TEXT SEGMENT:
============

The RETURN rule was introduced later in Feb 2016, which seems to lack a PR reference, but an equivalent change exists in this PR.

There was a comment about ! -i docker0 change referenced in the later --userland-proxy PR discussion (but no valid permalink was used, and content has since changed).

  • Supposedly it was regarding the PR change removing the line (for ! -i docker0 or similar) in the DOCKER nat chain DNAT rule shown above?
  • That DNAT rule change does restore allowing containers to connect to a container (within the same network via the host IP on the published port).
  • Aug 2013: The DNAT rule now includes -i !docker0 to allow connections to userland-proxy via other interfaces than 127.0.0.1 / lo, which supported containers connecting to each other via published ports.
  • Jan 2014: -i !docker0 rule is discussed, but unclear if related to DNAT rules (seems to be regarding support for icc: false with FORWARD chain adding a DROP at the end, and adding rules for docker run --link ... to DOCKER chain):

    Publicly-exposed port rules should be scoped on -i !docker0, because links rules will always be created after the public port rule, and it will be complicated to place them before the publicly-exposed port rules.

    We'll need a FORWARD rule for public ports with -i !docker0 so it doesn't conflict with the icc config.

For userland-proxy: true:

  • RETURN rule seems required to support containers connecting across separate docker networks. Presumably because these bridge return rules allow falling back to the userland-proxy to route? (which skips NAT on 127.0.0.0/8 due to OUTPUT nat chain rule) It matches the interface belonging to the client container.
  • DNAT rule only differs by excluding a bridged network that has a published port.
    • A connection between containers within the same network lose the container client IP as the RemoteAddr due to this.
    • If input interface was any / * instead, the container client IP would be retained, like it is with userland-proxy: false. Except when the RETURN rule is hit earlier, as this seems to route through the userland-proxy?
  • This comment seems to confirm these rules for userland-proxy: true .
    • docker-proxy handles local traffic due to the RETURN rule (traffic coming from the container), leaving the DNAT is for external traffic.
    • The public host IP is local traffic if the connection is made from within a container (traffic is via docker network interface which hits the RETURN), but external when from the docker host itself (non-docker network, no RETURN rules apply, thus uses DNAT).

============

GIVEN INFORMATION:
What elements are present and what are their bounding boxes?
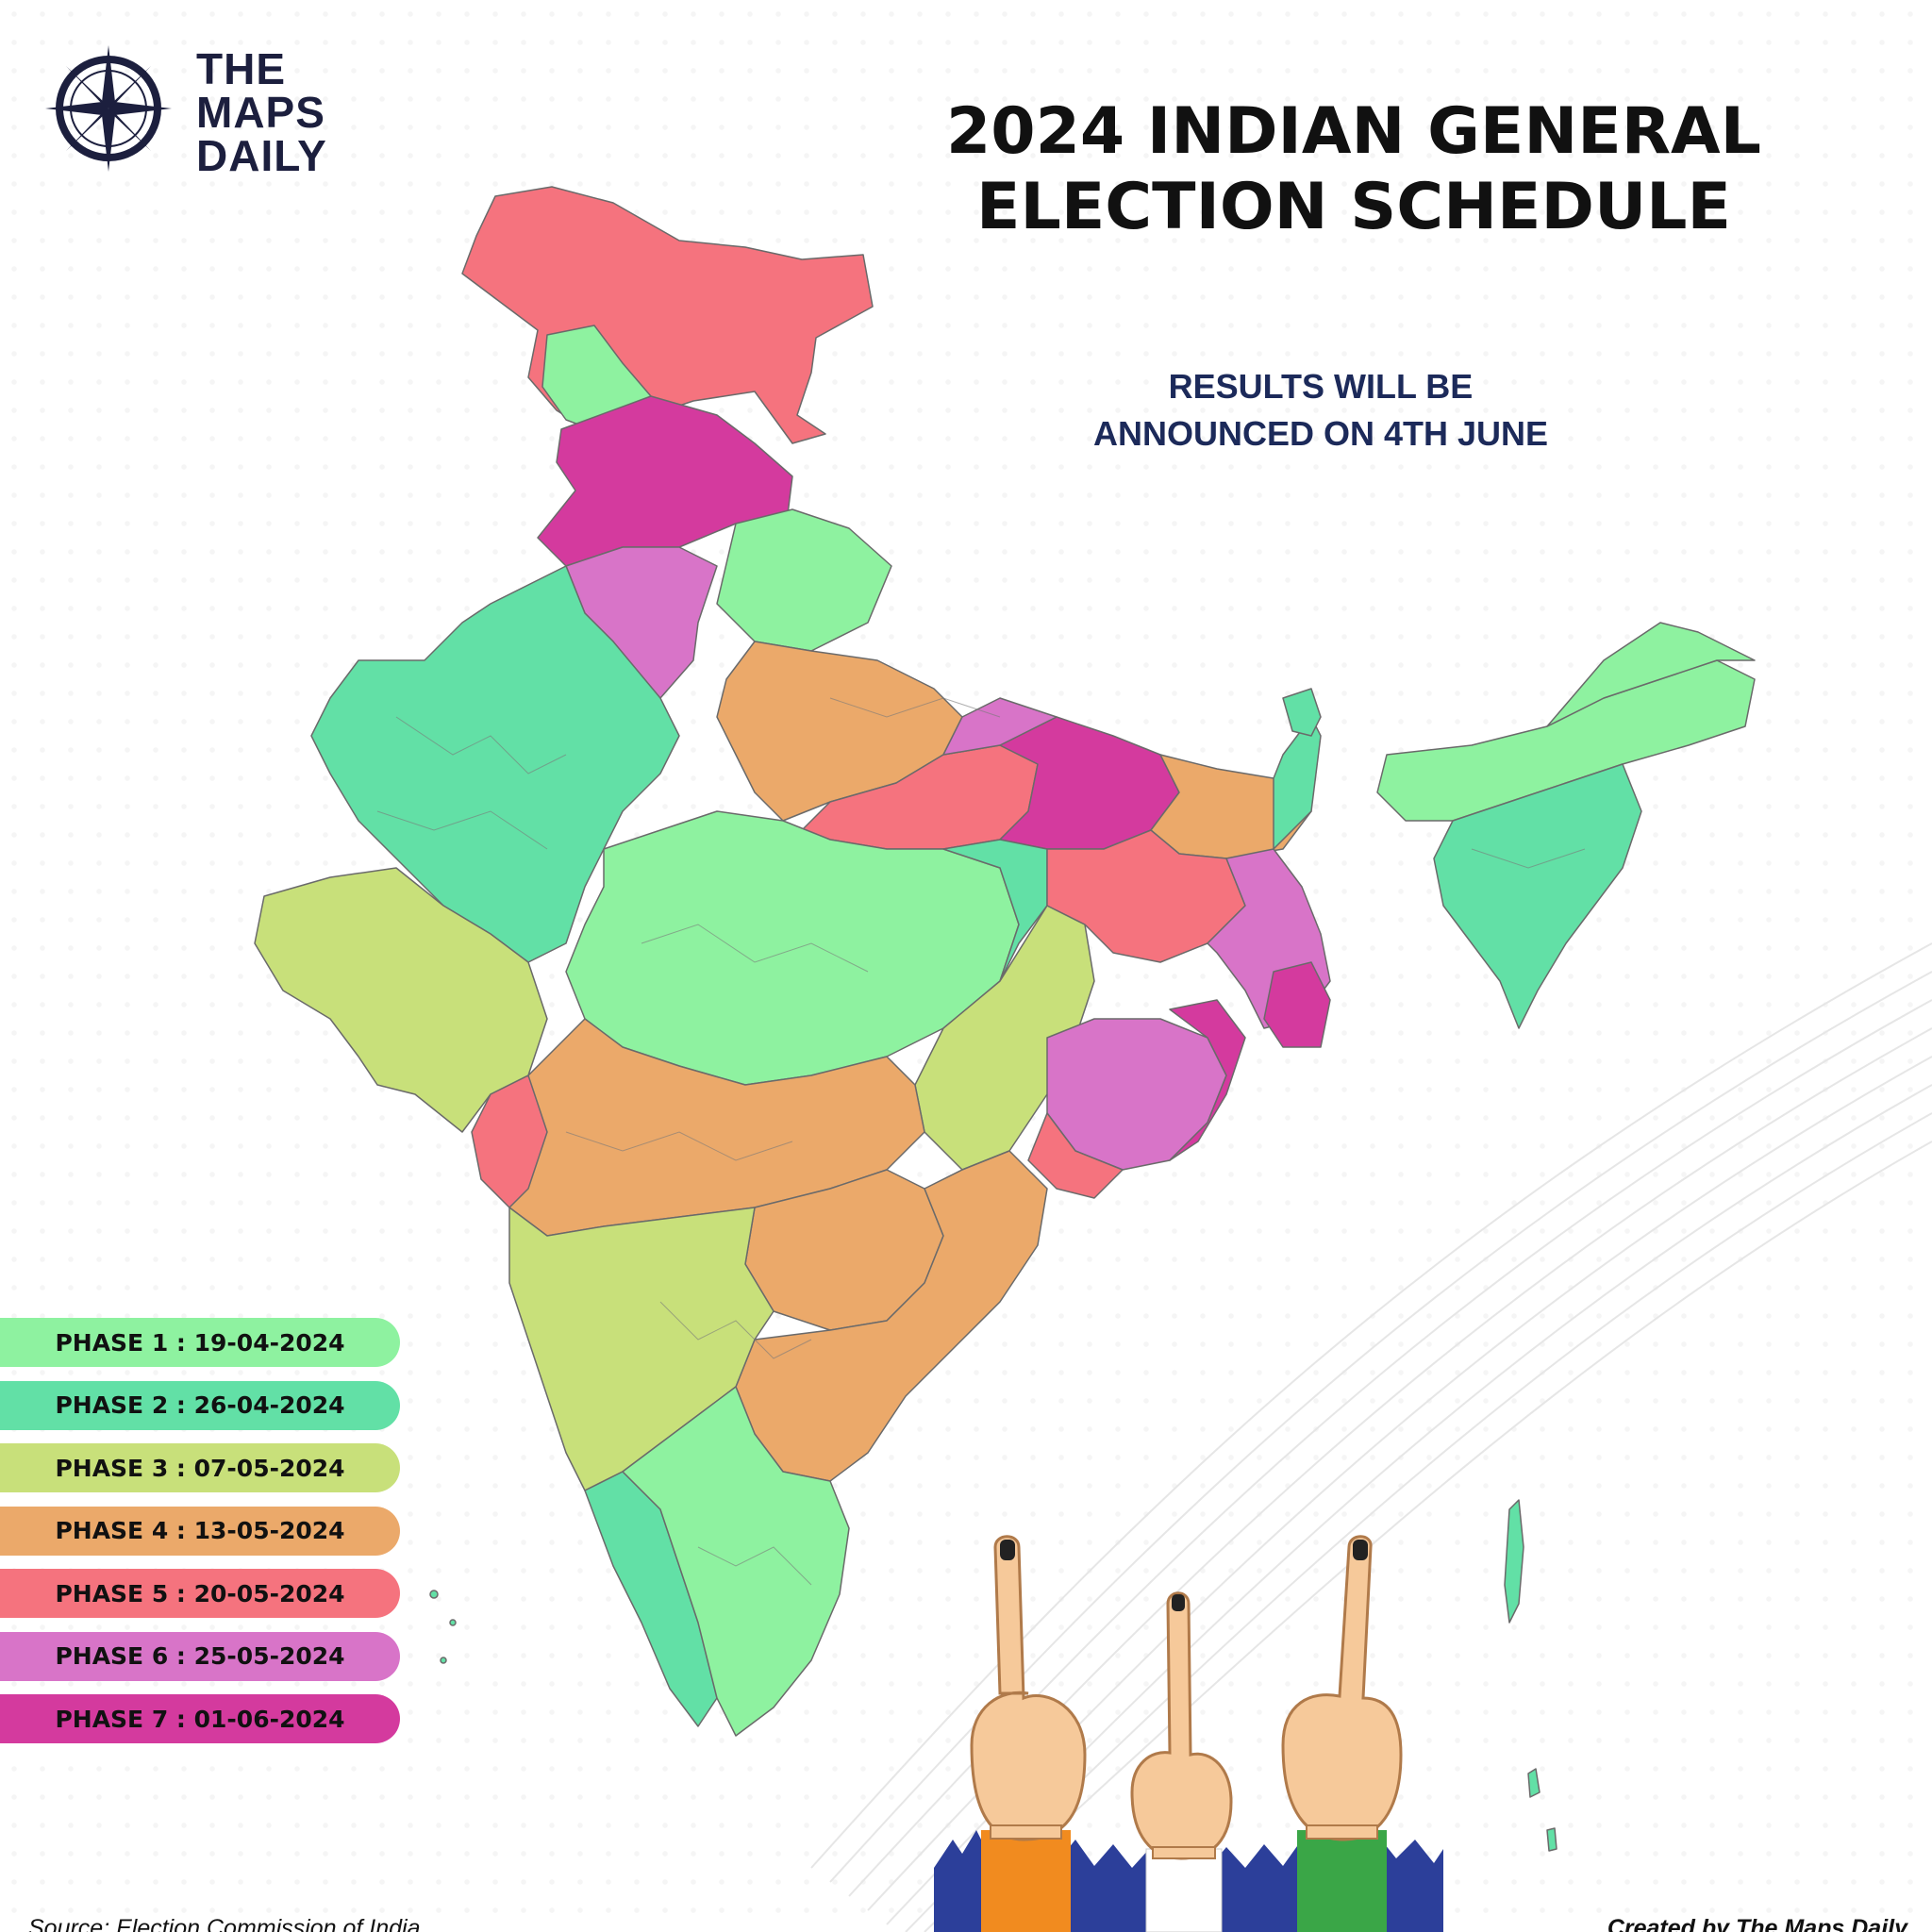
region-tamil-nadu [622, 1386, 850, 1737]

============

TASK SET:
a - Answer these questions about the Docker iptables notes:
(i) In what month and year was the RETURN rule introduced?
(ii) What did the DNAT rule come to include in Aug 2013?
(iii) With userland-proxy: true, what kind of traffic does docker-proxy handle because of the RETURN rule?
b - Can you reproduce the Docker iptables notes between "We'll need a" and "due to this.", inclusive?
Answer from the Docker iptables notes alone.

EXPECTED RESPONSES:
a -
(i) Feb 2016
(ii) -i !docker0
(iii) Local traffic (traffic coming from the container)

b -
We'll need a FORWARD rule for public ports with -i !docker0 so it doesn't conflict with the icc config.

For userland-proxy: true:

  • RETURN rule seems required to support containers connecting across separate docker networks. Presumably because these bridge return rules allow falling back to the userland-proxy to route? (which skips NAT on 127.0.0.0/8 due to OUTPUT nat chain rule) It matches the interface belonging to the client container.
  • DNAT rule only differs by excluding a bridged network that has a published port.
    • A connection between containers within the same network lose the container client IP as the RemoteAddr due to this.